| Request |
Your task is to gather the lines below that hold the string "anti".

| Input data |

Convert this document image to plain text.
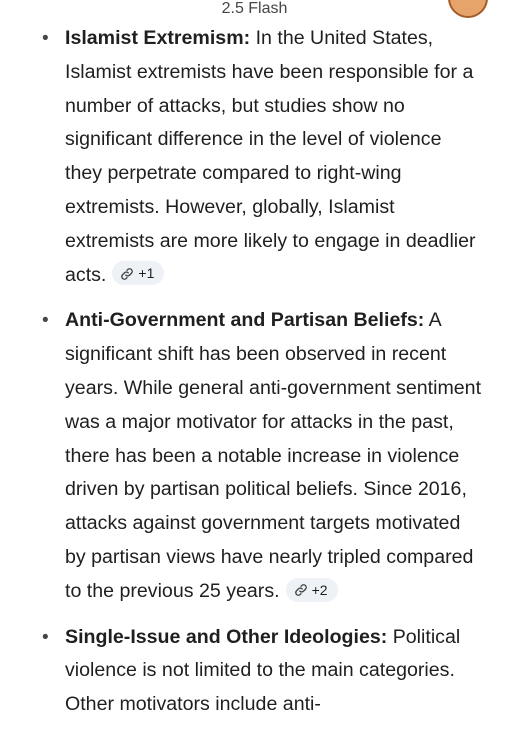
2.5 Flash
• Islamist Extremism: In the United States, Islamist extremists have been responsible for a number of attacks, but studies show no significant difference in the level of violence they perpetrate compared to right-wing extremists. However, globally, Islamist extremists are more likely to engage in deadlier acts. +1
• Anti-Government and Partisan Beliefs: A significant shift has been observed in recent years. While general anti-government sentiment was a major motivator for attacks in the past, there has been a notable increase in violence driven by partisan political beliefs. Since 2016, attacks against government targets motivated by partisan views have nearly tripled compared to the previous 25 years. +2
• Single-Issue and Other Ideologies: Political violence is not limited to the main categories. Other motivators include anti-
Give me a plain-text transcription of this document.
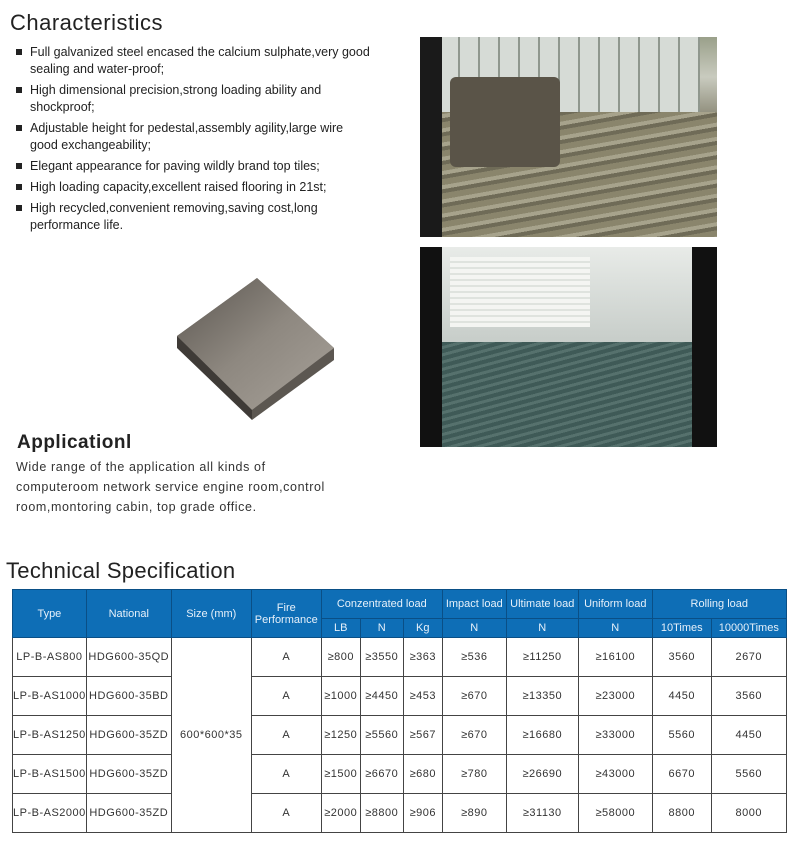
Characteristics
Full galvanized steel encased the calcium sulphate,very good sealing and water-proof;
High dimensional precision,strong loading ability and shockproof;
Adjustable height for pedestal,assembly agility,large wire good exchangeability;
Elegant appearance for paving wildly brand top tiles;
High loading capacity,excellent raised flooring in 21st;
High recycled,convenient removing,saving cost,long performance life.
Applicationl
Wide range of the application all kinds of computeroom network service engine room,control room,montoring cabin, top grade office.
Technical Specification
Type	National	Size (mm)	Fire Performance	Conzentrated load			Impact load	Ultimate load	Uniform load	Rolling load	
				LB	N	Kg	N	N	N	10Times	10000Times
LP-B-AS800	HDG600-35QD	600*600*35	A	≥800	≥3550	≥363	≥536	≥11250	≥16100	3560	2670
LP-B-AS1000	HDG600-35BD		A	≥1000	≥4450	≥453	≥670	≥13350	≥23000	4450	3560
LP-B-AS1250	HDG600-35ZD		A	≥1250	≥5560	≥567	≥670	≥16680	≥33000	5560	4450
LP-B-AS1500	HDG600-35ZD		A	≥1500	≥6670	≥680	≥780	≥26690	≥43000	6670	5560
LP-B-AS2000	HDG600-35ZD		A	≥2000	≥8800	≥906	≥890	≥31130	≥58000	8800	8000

| Result |
• Anti-Government and Partisan Beliefs: A significant shift has been observed in recent years. While general anti-government sentiment was a major motivator for attacks in the past, there has been a notable increase in violence driven by partisan political beliefs. Since 2016, attacks against government targets motivated by partisan views have nearly tripled compared to the previous 25 years. +2
• Single-Issue and Other Ideologies: Political violence is not limited to the main categories. Other motivators include anti-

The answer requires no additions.